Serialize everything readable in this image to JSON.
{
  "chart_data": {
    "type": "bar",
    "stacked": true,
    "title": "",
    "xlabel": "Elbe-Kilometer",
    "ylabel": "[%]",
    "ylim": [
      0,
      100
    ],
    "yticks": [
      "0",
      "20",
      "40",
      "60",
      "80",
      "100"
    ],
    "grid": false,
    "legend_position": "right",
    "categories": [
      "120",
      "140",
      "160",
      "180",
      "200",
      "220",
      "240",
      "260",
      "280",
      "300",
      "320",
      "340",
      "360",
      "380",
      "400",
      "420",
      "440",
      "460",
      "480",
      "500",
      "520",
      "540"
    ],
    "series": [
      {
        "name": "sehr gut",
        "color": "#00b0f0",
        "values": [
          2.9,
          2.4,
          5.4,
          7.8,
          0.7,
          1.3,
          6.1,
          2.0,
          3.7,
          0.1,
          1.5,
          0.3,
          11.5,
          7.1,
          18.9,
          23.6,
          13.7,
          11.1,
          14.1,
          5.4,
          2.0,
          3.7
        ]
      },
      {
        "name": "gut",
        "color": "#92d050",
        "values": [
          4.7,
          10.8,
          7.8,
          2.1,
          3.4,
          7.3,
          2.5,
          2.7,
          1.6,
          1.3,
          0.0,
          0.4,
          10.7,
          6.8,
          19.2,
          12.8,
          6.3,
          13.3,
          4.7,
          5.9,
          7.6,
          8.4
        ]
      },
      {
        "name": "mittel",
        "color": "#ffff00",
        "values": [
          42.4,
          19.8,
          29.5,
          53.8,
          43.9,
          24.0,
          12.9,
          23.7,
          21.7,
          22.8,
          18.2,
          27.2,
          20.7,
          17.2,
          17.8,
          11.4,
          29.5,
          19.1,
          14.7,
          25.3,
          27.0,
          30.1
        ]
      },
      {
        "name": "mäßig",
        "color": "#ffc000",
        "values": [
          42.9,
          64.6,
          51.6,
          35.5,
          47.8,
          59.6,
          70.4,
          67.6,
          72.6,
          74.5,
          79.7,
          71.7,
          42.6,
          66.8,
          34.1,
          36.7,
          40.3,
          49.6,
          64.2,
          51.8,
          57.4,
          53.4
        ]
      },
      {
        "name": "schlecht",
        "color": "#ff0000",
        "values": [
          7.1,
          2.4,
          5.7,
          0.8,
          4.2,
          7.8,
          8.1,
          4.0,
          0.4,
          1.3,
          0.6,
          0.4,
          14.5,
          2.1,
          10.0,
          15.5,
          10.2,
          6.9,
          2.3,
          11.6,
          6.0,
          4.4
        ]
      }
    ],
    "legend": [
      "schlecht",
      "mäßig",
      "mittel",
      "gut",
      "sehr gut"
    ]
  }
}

- - -

» **Work to be completed**
Write out the entries above once more, without altering anything.

» **Final answer**
Serialize everything readable in this image to JSON.
{
  "chart_data": {
    "type": "bar",
    "stacked": true,
    "title": "",
    "xlabel": "Elbe-Kilometer",
    "ylabel": "[%]",
    "ylim": [
      0,
      100
    ],
    "yticks": [
      "0",
      "20",
      "40",
      "60",
      "80",
      "100"
    ],
    "grid": false,
    "legend_position": "right",
    "categories": [
      "120",
      "140",
      "160",
      "180",
      "200",
      "220",
      "240",
      "260",
      "280",
      "300",
      "320",
      "340",
      "360",
      "380",
      "400",
      "420",
      "440",
      "460",
      "480",
      "500",
      "520",
      "540"
    ],
    "series": [
      {
        "name": "sehr gut",
        "color": "#00b0f0",
        "values": [
          2.9,
          2.4,
          5.4,
          7.8,
          0.7,
          1.3,
          6.1,
          2.0,
          3.7,
          0.1,
          1.5,
          0.3,
          11.5,
          7.1,
          18.9,
          23.6,
          13.7,
          11.1,
          14.1,
          5.4,
          2.0,
          3.7
        ]
      },
      {
        "name": "gut",
        "color": "#92d050",
        "values": [
          4.7,
          10.8,
          7.8,
          2.1,
          3.4,
          7.3,
          2.5,
          2.7,
          1.6,
          1.3,
          0.0,
          0.4,
          10.7,
          6.8,
          19.2,
          12.8,
          6.3,
          13.3,
          4.7,
          5.9,
          7.6,
          8.4
        ]
      },
      {
        "name": "mittel",
        "color": "#ffff00",
        "values": [
          42.4,
          19.8,
          29.5,
          53.8,
          43.9,
          24.0,
          12.9,
          23.7,
          21.7,
          22.8,
          18.2,
          27.2,
          20.7,
          17.2,
          17.8,
          11.4,
          29.5,
          19.1,
          14.7,
          25.3,
          27.0,
          30.1
        ]
      },
      {
        "name": "mäßig",
        "color": "#ffc000",
        "values": [
          42.9,
          64.6,
          51.6,
          35.5,
          47.8,
          59.6,
          70.4,
          67.6,
          72.6,
          74.5,
          79.7,
          71.7,
          42.6,
          66.8,
          34.1,
          36.7,
          40.3,
          49.6,
          64.2,
          51.8,
          57.4,
          53.4
        ]
      },
      {
        "name": "schlecht",
        "color": "#ff0000",
        "values": [
          7.1,
          2.4,
          5.7,
          0.8,
          4.2,
          7.8,
          8.1,
          4.0,
          0.4,
          1.3,
          0.6,
          0.4,
          14.5,
          2.1,
          10.0,
          15.5,
          10.2,
          6.9,
          2.3,
          11.6,
          6.0,
          4.4
        ]
      }
    ],
    "legend": [
      "schlecht",
      "mäßig",
      "mittel",
      "gut",
      "sehr gut"
    ]
  }
}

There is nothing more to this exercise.